[Problem requirements]: Every record below should be transcribed exactly. Omit the images.

[Material provided start]

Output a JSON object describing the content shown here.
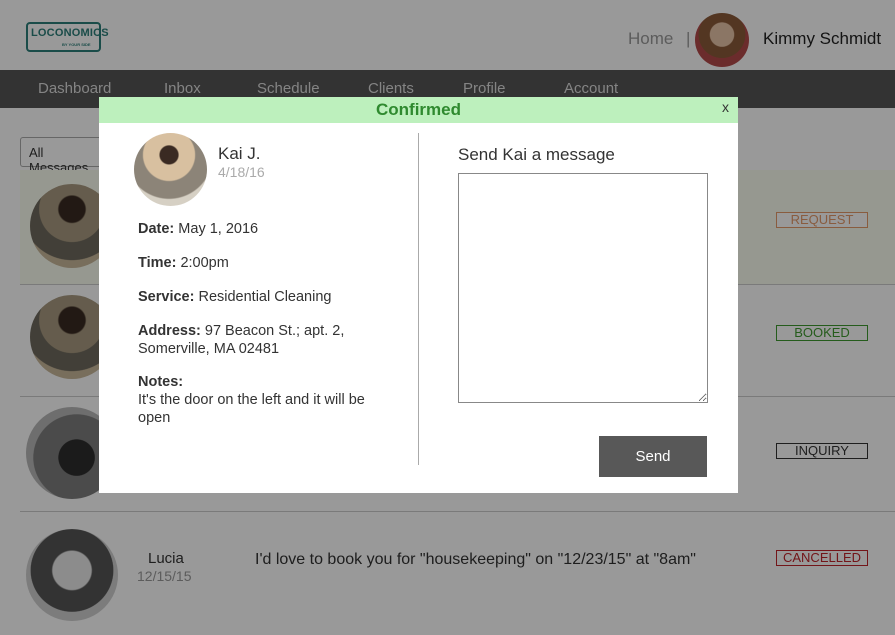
{
  "header": {
    "logo_text": "LOCONOMICS",
    "logo_subtext": "BY YOUR SIDE",
    "home_link": "Home",
    "divider": "|",
    "user_name": "Kimmy Schmidt"
  },
  "nav": {
    "items": [
      "Dashboard",
      "Inbox",
      "Schedule",
      "Clients",
      "Profile",
      "Account"
    ]
  },
  "inbox": {
    "filter_selected": "All Messages",
    "rows": [
      {
        "status": "REQUEST"
      },
      {
        "status": "BOOKED"
      },
      {
        "status": "INQUIRY"
      },
      {
        "name": "Lucia",
        "date": "12/15/15",
        "message": "I'd love to book you for \"housekeeping\" on \"12/23/15\" at \"8am\"",
        "status": "CANCELLED"
      }
    ]
  },
  "modal": {
    "title": "Confirmed",
    "close_label": "x",
    "client": {
      "name": "Kai J.",
      "date": "4/18/16"
    },
    "details": {
      "date_label": "Date:",
      "date_value": "May 1, 2016",
      "time_label": "Time:",
      "time_value": "2:00pm",
      "service_label": "Service:",
      "service_value": "Residential Cleaning",
      "address_label": "Address:",
      "address_line1": "97 Beacon St.; apt. 2,",
      "address_line2": "Somerville, MA 02481",
      "notes_label": "Notes:",
      "notes_value": "It's the door on the left and it will be open"
    },
    "message_title": "Send Kai a message",
    "message_value": "",
    "send_label": "Send"
  },
  "colors": {
    "header_bg": "#bdf0bd",
    "confirmed_text": "#2f8a2f",
    "nav_bg": "#555555",
    "request": "#e49a6a",
    "booked": "#3f9a2f",
    "cancelled": "#c0242b",
    "send_bg": "#585858"
  }
}
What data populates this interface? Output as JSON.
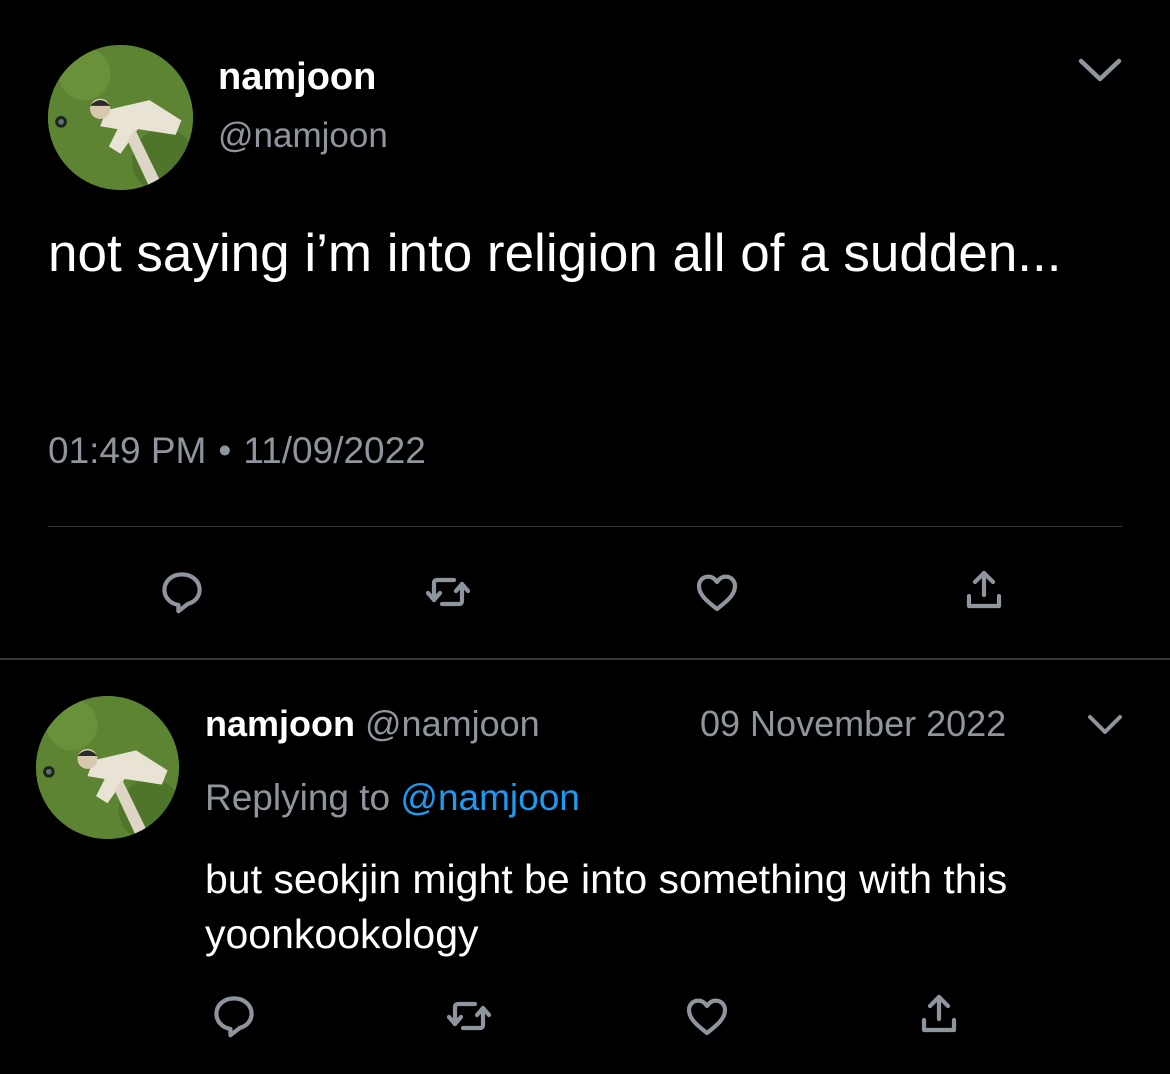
{
  "main_tweet": {
    "display_name": "namjoon",
    "handle": "@namjoon",
    "text": "not saying i’m into religion all of a sudden...",
    "time": "01:49 PM",
    "separator": "•",
    "date": "11/09/2022",
    "avatar_icon": "avatar-photo-person-lying-on-grass",
    "menu_icon": "chevron-down-icon",
    "actions": [
      "reply-icon",
      "retweet-icon",
      "like-icon",
      "share-icon"
    ]
  },
  "reply_tweet": {
    "display_name": "namjoon",
    "handle": "@namjoon",
    "date": "09 November 2022",
    "replying_label": "Replying to",
    "replying_to": "@namjoon",
    "text": "but seokjin might be into something with this yoonkookology",
    "avatar_icon": "avatar-photo-person-lying-on-grass",
    "menu_icon": "chevron-down-icon",
    "actions": [
      "reply-icon",
      "retweet-icon",
      "like-icon",
      "share-icon"
    ]
  },
  "colors": {
    "background": "#000000",
    "primary_text": "#ffffff",
    "secondary_text": "#8e959c",
    "link": "#1d9bf0",
    "divider": "#38393c",
    "icon": "#8e959c"
  }
}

[Material provided end]

[Output for this exercise]:
Output a JSON object describing the content shown here.
{
  "header": {
    "logo_text": "LOCONOMICS",
    "logo_subtext": "BY YOUR SIDE",
    "home_link": "Home",
    "divider": "|",
    "user_name": "Kimmy Schmidt"
  },
  "nav": {
    "items": [
      "Dashboard",
      "Inbox",
      "Schedule",
      "Clients",
      "Profile",
      "Account"
    ]
  },
  "inbox": {
    "filter_selected": "All Messages",
    "rows": [
      {
        "status": "REQUEST"
      },
      {
        "status": "BOOKED"
      },
      {
        "status": "INQUIRY"
      },
      {
        "name": "Lucia",
        "date": "12/15/15",
        "message": "I'd love to book you for \"housekeeping\" on \"12/23/15\" at \"8am\"",
        "status": "CANCELLED"
      }
    ]
  },
  "modal": {
    "title": "Confirmed",
    "close_label": "x",
    "client": {
      "name": "Kai J.",
      "date": "4/18/16"
    },
    "details": {
      "date_label": "Date:",
      "date_value": "May 1, 2016",
      "time_label": "Time:",
      "time_value": "2:00pm",
      "service_label": "Service:",
      "service_value": "Residential Cleaning",
      "address_label": "Address:",
      "address_line1": "97 Beacon St.; apt. 2,",
      "address_line2": "Somerville, MA 02481",
      "notes_label": "Notes:",
      "notes_value": "It's the door on the left and it will be open"
    },
    "message_title": "Send Kai a message",
    "message_value": "",
    "send_label": "Send"
  },
  "colors": {
    "header_bg": "#bdf0bd",
    "confirmed_text": "#2f8a2f",
    "nav_bg": "#555555",
    "request": "#e49a6a",
    "booked": "#3f9a2f",
    "cancelled": "#c0242b",
    "send_bg": "#585858"
  }
}
What data populates this interface? Output as JSON.
{
  "main_tweet": {
    "display_name": "namjoon",
    "handle": "@namjoon",
    "text": "not saying i’m into religion all of a sudden...",
    "time": "01:49 PM",
    "separator": "•",
    "date": "11/09/2022",
    "avatar_icon": "avatar-photo-person-lying-on-grass",
    "menu_icon": "chevron-down-icon",
    "actions": [
      "reply-icon",
      "retweet-icon",
      "like-icon",
      "share-icon"
    ]
  },
  "reply_tweet": {
    "display_name": "namjoon",
    "handle": "@namjoon",
    "date": "09 November 2022",
    "replying_label": "Replying to",
    "replying_to": "@namjoon",
    "text": "but seokjin might be into something with this yoonkookology",
    "avatar_icon": "avatar-photo-person-lying-on-grass",
    "menu_icon": "chevron-down-icon",
    "actions": [
      "reply-icon",
      "retweet-icon",
      "like-icon",
      "share-icon"
    ]
  },
  "colors": {
    "background": "#000000",
    "primary_text": "#ffffff",
    "secondary_text": "#8e959c",
    "link": "#1d9bf0",
    "divider": "#38393c",
    "icon": "#8e959c"
  }
}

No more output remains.